> **Data for processing**:

__________________________________________________

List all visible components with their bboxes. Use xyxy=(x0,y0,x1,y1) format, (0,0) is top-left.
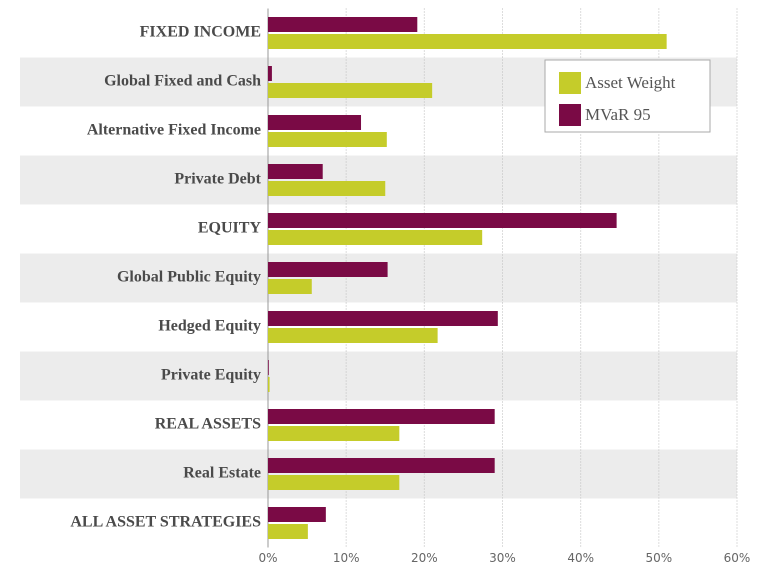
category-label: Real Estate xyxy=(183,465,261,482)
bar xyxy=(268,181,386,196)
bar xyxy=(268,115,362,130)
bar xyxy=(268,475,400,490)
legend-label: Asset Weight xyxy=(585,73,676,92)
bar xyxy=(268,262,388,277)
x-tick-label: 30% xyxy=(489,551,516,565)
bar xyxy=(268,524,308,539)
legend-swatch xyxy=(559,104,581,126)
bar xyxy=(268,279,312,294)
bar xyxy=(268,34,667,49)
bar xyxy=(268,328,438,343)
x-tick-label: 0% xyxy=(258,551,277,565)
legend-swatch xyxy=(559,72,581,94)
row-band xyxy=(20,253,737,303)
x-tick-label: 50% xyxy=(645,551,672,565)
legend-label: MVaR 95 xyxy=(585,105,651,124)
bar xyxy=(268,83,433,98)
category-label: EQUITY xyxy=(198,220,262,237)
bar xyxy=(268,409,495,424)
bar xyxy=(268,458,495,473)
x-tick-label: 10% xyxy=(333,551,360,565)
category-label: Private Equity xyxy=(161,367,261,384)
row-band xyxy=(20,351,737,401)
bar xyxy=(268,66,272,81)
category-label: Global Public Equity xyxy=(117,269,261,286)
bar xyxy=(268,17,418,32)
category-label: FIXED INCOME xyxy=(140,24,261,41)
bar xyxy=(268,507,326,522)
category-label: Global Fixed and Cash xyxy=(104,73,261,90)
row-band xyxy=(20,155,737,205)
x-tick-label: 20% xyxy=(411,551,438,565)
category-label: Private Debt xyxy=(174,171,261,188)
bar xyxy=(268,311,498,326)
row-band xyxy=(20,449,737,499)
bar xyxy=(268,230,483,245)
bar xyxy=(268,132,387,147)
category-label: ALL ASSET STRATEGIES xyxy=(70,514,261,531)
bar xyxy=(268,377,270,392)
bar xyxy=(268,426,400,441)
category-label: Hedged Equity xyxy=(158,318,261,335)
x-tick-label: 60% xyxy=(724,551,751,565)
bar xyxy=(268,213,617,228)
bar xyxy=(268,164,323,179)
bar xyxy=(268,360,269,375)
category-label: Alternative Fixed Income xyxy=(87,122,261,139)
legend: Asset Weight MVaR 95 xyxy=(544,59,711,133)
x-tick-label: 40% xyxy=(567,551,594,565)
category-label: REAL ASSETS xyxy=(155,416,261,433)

__________________________________________________

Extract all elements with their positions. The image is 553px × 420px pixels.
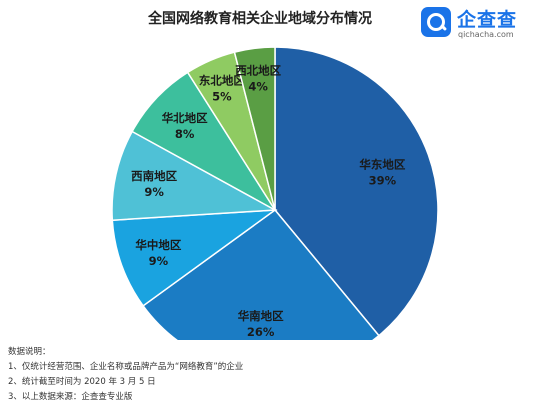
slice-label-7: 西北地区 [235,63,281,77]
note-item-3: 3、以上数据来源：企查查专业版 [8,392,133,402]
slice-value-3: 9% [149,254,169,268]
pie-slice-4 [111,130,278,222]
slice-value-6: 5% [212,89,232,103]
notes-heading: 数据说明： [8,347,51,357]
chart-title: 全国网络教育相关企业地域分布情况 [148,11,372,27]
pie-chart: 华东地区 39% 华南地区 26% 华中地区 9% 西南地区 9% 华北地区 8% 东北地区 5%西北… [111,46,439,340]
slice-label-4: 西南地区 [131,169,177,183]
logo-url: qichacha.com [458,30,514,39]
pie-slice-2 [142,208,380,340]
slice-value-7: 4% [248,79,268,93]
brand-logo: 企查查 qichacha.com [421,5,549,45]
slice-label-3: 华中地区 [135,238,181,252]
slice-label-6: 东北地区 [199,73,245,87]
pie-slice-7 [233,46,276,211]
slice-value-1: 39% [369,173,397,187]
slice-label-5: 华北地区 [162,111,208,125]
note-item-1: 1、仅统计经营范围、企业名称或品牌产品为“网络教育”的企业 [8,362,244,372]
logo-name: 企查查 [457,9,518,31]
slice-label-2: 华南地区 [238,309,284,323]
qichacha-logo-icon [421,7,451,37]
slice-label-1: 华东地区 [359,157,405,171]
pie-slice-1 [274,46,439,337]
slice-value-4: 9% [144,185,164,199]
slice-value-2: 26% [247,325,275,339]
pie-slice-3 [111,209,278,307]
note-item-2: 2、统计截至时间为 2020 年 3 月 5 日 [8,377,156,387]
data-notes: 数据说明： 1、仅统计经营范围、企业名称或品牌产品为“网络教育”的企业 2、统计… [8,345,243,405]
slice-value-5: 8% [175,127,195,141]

__________________________________________________

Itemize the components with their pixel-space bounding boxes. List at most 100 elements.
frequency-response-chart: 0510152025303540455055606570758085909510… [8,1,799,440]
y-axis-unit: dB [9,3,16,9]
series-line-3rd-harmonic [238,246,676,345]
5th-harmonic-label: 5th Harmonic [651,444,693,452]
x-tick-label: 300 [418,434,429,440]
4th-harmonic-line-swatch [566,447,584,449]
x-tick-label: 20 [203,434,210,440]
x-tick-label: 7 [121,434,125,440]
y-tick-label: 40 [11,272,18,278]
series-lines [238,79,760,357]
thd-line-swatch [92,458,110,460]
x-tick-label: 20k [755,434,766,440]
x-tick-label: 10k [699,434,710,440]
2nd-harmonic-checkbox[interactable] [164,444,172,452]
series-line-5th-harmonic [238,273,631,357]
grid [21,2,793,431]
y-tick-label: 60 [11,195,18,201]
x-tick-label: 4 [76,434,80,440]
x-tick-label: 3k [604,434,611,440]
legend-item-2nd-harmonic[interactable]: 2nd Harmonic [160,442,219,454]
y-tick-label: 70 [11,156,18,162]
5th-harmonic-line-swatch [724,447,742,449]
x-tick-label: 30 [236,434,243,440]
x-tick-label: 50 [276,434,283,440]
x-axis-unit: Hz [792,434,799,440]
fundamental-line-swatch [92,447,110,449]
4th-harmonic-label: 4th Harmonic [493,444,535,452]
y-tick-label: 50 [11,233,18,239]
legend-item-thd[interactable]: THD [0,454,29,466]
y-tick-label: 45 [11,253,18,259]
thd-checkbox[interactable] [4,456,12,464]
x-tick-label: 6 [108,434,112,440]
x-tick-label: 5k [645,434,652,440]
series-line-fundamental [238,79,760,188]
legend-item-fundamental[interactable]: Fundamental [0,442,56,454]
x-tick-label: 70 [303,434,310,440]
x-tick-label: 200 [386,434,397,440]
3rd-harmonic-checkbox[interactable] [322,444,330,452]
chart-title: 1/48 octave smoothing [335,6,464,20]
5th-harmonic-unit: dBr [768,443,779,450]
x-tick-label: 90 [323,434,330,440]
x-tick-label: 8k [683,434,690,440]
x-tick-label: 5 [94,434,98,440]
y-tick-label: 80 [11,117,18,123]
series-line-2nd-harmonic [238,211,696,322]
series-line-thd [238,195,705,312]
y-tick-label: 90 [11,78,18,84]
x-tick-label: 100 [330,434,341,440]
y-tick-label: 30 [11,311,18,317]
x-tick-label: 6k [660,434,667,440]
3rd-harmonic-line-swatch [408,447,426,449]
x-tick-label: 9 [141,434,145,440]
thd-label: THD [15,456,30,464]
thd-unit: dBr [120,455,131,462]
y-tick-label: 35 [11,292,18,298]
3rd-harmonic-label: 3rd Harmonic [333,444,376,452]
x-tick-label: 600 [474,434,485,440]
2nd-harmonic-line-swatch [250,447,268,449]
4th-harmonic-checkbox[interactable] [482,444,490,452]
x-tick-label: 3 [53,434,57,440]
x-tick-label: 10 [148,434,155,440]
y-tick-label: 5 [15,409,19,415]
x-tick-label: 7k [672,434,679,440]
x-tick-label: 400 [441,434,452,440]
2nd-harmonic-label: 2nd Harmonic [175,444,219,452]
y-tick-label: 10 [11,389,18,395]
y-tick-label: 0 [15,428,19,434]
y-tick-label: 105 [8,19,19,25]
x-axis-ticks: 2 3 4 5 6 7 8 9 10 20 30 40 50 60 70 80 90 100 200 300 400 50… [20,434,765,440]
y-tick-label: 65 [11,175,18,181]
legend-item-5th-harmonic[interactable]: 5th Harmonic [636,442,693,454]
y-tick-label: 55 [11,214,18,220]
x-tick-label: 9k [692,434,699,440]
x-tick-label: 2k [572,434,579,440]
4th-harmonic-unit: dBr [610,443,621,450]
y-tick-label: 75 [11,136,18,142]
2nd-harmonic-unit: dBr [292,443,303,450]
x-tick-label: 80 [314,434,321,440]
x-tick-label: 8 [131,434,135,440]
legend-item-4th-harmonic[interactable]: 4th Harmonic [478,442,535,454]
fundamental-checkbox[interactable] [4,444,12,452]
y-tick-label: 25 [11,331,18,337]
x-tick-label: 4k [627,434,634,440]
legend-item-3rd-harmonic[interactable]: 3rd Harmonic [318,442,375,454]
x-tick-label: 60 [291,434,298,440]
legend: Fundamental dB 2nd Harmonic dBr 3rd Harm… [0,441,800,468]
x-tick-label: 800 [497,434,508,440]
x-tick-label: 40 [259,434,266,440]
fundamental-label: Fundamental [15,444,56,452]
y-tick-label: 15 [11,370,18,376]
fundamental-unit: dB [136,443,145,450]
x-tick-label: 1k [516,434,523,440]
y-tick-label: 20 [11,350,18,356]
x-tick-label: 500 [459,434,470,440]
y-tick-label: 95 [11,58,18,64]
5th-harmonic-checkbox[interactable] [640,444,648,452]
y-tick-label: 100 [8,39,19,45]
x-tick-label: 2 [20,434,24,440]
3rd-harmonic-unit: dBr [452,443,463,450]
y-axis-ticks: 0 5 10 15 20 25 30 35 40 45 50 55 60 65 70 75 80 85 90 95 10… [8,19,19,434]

__________________________________________________

> **Written problem**: Return the stretch of the entries from the line containing "Itemize the components" through the line containing "4th-harmonic-label: 4th Harmonic", copied verbatim with both of those lines included.

> **Answer below**:
Itemize the components with their pixel-space bounding boxes. List at most 100 elements.
frequency-response-chart: 0510152025303540455055606570758085909510… [8,1,799,440]
y-axis-unit: dB [9,3,16,9]
series-line-3rd-harmonic [238,246,676,345]
5th-harmonic-label: 5th Harmonic [651,444,693,452]
x-tick-label: 300 [418,434,429,440]
4th-harmonic-line-swatch [566,447,584,449]
x-tick-label: 20 [203,434,210,440]
x-tick-label: 7 [121,434,125,440]
y-tick-label: 40 [11,272,18,278]
series-lines [238,79,760,357]
thd-line-swatch [92,458,110,460]
x-tick-label: 20k [755,434,766,440]
x-tick-label: 10k [699,434,710,440]
2nd-harmonic-checkbox[interactable] [164,444,172,452]
series-line-5th-harmonic [238,273,631,357]
grid [21,2,793,431]
y-tick-label: 60 [11,195,18,201]
x-tick-label: 4 [76,434,80,440]
x-tick-label: 3k [604,434,611,440]
legend-item-2nd-harmonic[interactable]: 2nd Harmonic [160,442,219,454]
y-tick-label: 70 [11,156,18,162]
5th-harmonic-line-swatch [724,447,742,449]
x-tick-label: 30 [236,434,243,440]
x-tick-label: 50 [276,434,283,440]
x-axis-unit: Hz [792,434,799,440]
fundamental-line-swatch [92,447,110,449]
4th-harmonic-label: 4th Harmonic [493,444,535,452]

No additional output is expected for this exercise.